Task instructions
a) Answer these questions about the kernel mailing-list reply, one line each:
(i) Which firmware version does the sas3ircu output report?
(ii) Which older firmware file was the only one found on the Broadcom website?
(iii) What is the latest firmware version shown on the Broadcom support page for legacy products?
b) Turn the stretch of the listing from its first line through the line that contains "precip75-coastline xyxy=(355,261,638,443)" into a JSON list of strings, with one string per line and blank lines left out.

Page extract
###

All of lore.kernel.org
 help / color / mirror / Atom feed
From: Damien Le Moal <dlemoal@kernel.org>
To: Friedrich Weber <f.weber@proxmox.com>,
	Mira Limbeck <m.limbeck@proxmox.com>,
	Niklas Cassel <nks@flawful.org>, Jens Axboe <axboe@kernel.dk>,
	"Martin K. Petersen" <martin.petersen@oracle.com>,
	"James E.J. Bottomley" <jejb@linux.ibm.com>,
	Kashyap Desai <kashyap.desai@broadcom.com>,
	Sumit Saxena <sumit.saxena@broadcom.com>,
	Shivasharan S <shivasharan.srikanteshwara@broadcom.com>,
	Chandrakanth patil <chandrakanth.patil@broadcom.com>,
	Sathya Prakash Veerichetty <sathya.prakash@broadcom.com>,
	Sreekanth Reddy <sreekanth.reddy@broadcom.com>,
	megaraidlinux.pdl@broadcom.com, mpi3mr-linuxdrv.pdl@broadcom.com
Cc: Bart Van Assche <bvanassche@acm.org>,
	Christoph Hellwig <hch@lst.de>, Hannes Reinecke <hare@suse.de>,
	linux-scsi@vger.kernel.org, linux-ide@vger.kernel.org,
	linux-block@vger.kernel.org,
	Niklas Cassel <niklas.cassel@wdc.com>
Subject: Re: [PATCH v7 08/19] scsi: detect support for command duration limits
Date: Mon, 9 Jun 2025 21:24:36 +0900	[thread overview]
Message-ID: <54e0a717-e9fc-4534-bc27-8bc1ee745048@kernel.org> (raw)
In-Reply-To: <a927b51b-1b34-4d4f-9447-d8c559127707@proxmox.com>

On 6/3/25 20:28, Friedrich Weber wrote:
>>> They provided controller information via `sas3ircu` and `storcli`:
>>>
>>> sas3ircu:
>>>
>>>   Controller type                         : SAS3008
>>>   BIOS version                            : 8.37.00.00
>>>   Firmware version                        : 16.00.16.00
>>
>> Is this the latest available FW for this HBA ? (see below)
> 
> It seems 16.00.16.00 is even newer than the latest version available on
> the Broadcom website, which is a bit strange -- I only found [1] there
> which has an older 16.00.14.00 (3008_FW_PH16.00.14.00.rar).

So this is an old/now EOL 9300 series HBA, right ? Or is this a 3008 controller
chip as part of the server motherboard (e.g. a supermicro HBA ?)
Looking at the Broadcom support page for legacy products, the latest FW version
seems to be 16.00.10.00.

###

Input records
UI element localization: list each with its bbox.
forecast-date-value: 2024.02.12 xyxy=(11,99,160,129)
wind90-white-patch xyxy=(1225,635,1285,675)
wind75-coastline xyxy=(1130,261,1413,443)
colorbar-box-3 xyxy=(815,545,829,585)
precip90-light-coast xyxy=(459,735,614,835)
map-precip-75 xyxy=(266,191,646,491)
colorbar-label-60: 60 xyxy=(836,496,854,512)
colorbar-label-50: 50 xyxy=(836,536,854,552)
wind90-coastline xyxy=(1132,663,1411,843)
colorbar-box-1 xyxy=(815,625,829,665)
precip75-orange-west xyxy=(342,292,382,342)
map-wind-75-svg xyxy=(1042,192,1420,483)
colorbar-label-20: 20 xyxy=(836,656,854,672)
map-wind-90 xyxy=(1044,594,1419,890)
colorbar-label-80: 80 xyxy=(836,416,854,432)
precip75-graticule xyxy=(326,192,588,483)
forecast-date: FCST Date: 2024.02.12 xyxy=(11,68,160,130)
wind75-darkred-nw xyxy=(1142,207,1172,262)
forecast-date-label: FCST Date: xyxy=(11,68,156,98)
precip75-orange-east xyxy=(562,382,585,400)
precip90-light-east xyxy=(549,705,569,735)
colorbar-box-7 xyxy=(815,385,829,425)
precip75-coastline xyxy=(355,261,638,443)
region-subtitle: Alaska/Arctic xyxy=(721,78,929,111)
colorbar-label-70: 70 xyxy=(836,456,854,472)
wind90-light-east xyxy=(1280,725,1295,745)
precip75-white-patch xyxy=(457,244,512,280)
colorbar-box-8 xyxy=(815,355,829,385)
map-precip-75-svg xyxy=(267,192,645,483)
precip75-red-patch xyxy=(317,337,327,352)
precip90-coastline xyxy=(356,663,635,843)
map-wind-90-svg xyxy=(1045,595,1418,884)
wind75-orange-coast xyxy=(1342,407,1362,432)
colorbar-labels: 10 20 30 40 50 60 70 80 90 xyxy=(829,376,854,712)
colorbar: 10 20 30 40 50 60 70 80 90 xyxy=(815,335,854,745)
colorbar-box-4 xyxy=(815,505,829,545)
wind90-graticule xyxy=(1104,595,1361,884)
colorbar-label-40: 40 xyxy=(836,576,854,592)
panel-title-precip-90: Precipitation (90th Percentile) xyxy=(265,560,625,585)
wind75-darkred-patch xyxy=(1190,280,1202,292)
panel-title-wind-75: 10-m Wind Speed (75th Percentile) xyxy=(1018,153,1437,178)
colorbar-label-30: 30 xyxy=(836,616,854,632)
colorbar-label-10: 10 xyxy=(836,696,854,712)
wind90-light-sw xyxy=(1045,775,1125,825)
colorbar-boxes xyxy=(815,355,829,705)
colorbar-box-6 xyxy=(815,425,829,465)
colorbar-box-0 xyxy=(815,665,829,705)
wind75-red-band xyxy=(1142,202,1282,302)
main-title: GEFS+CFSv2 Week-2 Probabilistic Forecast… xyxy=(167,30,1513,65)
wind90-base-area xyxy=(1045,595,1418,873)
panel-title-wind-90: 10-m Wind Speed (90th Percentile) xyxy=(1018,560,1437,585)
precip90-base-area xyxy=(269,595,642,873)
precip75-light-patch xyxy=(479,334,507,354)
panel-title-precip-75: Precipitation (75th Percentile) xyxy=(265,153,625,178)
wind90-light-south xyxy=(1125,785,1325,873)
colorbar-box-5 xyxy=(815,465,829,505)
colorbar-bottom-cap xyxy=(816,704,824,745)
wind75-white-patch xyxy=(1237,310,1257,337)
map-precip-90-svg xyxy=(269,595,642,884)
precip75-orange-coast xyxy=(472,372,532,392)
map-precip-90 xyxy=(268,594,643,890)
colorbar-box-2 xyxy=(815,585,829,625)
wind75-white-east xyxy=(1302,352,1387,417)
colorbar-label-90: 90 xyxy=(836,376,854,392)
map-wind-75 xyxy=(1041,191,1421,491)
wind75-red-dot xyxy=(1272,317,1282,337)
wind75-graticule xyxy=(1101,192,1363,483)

###

Task answers
a)
(i) 16.00.16.00
(ii) 3008_FW_PH16.00.14.00.rar, which is version 16.00.14.00
(iii) 16.00.10.00

b)
[
  "UI element localization: list each with its bbox.",
  "forecast-date-value: 2024.02.12 xyxy=(11,99,160,129)",
  "wind90-white-patch xyxy=(1225,635,1285,675)",
  "wind75-coastline xyxy=(1130,261,1413,443)",
  "colorbar-box-3 xyxy=(815,545,829,585)",
  "precip90-light-coast xyxy=(459,735,614,835)",
  "map-precip-75 xyxy=(266,191,646,491)",
  "colorbar-label-60: 60 xyxy=(836,496,854,512)",
  "colorbar-label-50: 50 xyxy=(836,536,854,552)",
  "wind90-coastline xyxy=(1132,663,1411,843)",
  "colorbar-box-1 xyxy=(815,625,829,665)",
  "precip75-orange-west xyxy=(342,292,382,342)",
  "map-wind-75-svg xyxy=(1042,192,1420,483)",
  "colorbar-label-20: 20 xyxy=(836,656,854,672)",
  "map-wind-90 xyxy=(1044,594,1419,890)",
  "colorbar-label-80: 80 xyxy=(836,416,854,432)",
  "precip75-graticule xyxy=(326,192,588,483)",
  "forecast-date: FCST Date: 2024.02.12 xyxy=(11,68,160,130)",
  "wind75-darkred-nw xyxy=(1142,207,1172,262)",
  "forecast-date-label: FCST Date: xyxy=(11,68,156,98)",
  "precip75-orange-east xyxy=(562,382,585,400)",
  "precip90-light-east xyxy=(549,705,569,735)",
  "colorbar-box-7 xyxy=(815,385,829,425)",
  "precip75-coastline xyxy=(355,261,638,443)"
]